[Extracts from a graphics dataset]

______

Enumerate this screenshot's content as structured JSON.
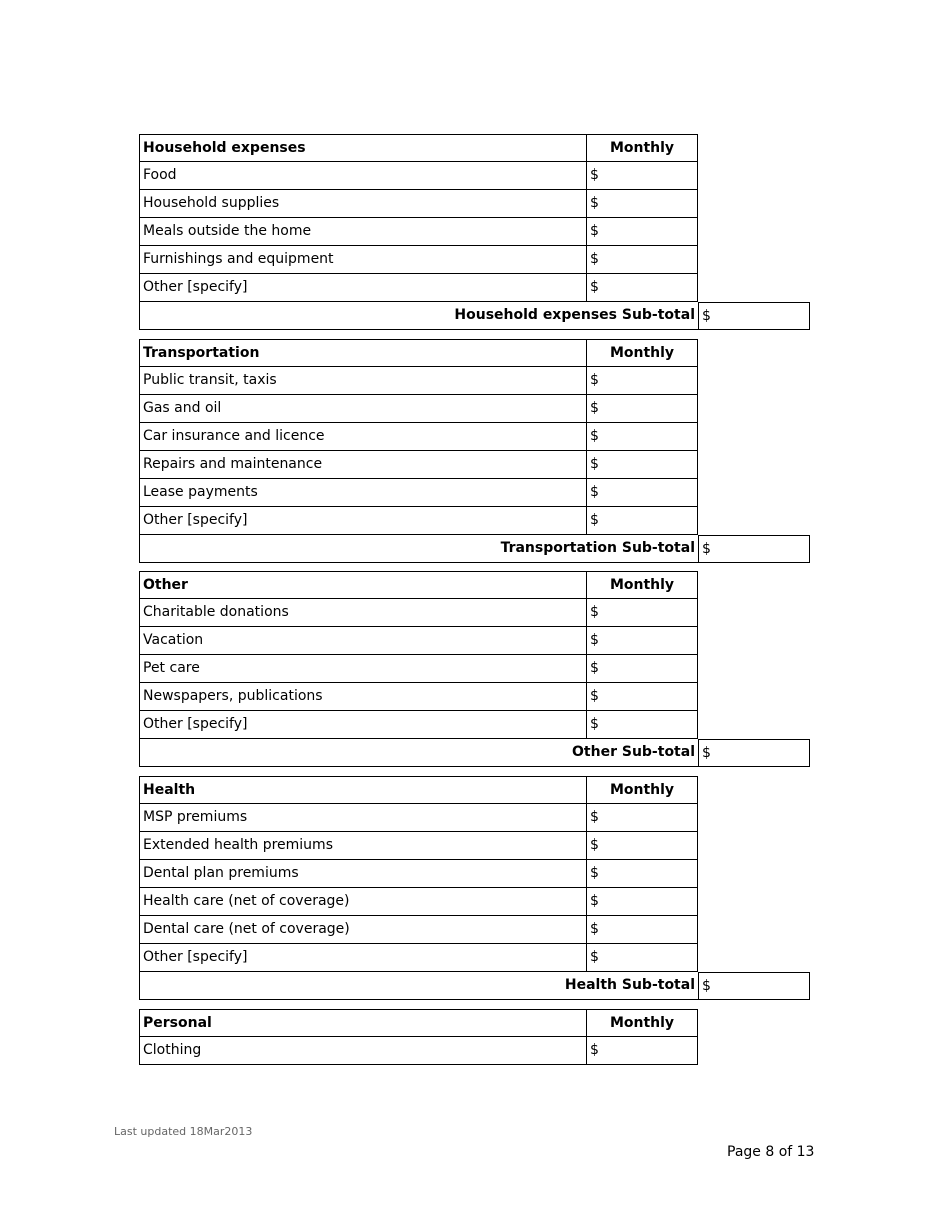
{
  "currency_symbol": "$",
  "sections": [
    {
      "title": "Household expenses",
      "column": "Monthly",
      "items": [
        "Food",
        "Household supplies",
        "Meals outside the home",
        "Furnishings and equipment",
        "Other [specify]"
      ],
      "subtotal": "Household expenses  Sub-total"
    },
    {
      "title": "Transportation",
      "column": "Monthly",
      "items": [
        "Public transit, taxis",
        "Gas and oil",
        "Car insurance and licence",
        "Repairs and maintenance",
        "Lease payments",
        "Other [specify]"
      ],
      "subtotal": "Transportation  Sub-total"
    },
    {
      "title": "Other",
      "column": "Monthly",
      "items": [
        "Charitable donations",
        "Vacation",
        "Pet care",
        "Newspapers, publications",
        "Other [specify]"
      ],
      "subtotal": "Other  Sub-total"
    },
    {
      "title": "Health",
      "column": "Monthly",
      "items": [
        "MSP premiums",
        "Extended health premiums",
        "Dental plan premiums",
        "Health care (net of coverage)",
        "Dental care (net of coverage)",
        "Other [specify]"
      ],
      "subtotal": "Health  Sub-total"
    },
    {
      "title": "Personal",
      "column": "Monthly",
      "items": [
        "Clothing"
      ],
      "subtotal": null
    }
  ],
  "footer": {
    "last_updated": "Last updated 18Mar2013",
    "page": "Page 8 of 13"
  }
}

______

The problem:
Reproduce every line precisely as given, omitting all pictures.

Final result:
Enumerate this screenshot's content as structured JSON.
{
  "currency_symbol": "$",
  "sections": [
    {
      "title": "Household expenses",
      "column": "Monthly",
      "items": [
        "Food",
        "Household supplies",
        "Meals outside the home",
        "Furnishings and equipment",
        "Other [specify]"
      ],
      "subtotal": "Household expenses  Sub-total"
    },
    {
      "title": "Transportation",
      "column": "Monthly",
      "items": [
        "Public transit, taxis",
        "Gas and oil",
        "Car insurance and licence",
        "Repairs and maintenance",
        "Lease payments",
        "Other [specify]"
      ],
      "subtotal": "Transportation  Sub-total"
    },
    {
      "title": "Other",
      "column": "Monthly",
      "items": [
        "Charitable donations",
        "Vacation",
        "Pet care",
        "Newspapers, publications",
        "Other [specify]"
      ],
      "subtotal": "Other  Sub-total"
    },
    {
      "title": "Health",
      "column": "Monthly",
      "items": [
        "MSP premiums",
        "Extended health premiums",
        "Dental plan premiums",
        "Health care (net of coverage)",
        "Dental care (net of coverage)",
        "Other [specify]"
      ],
      "subtotal": "Health  Sub-total"
    },
    {
      "title": "Personal",
      "column": "Monthly",
      "items": [
        "Clothing"
      ],
      "subtotal": null
    }
  ],
  "footer": {
    "last_updated": "Last updated 18Mar2013",
    "page": "Page 8 of 13"
  }
}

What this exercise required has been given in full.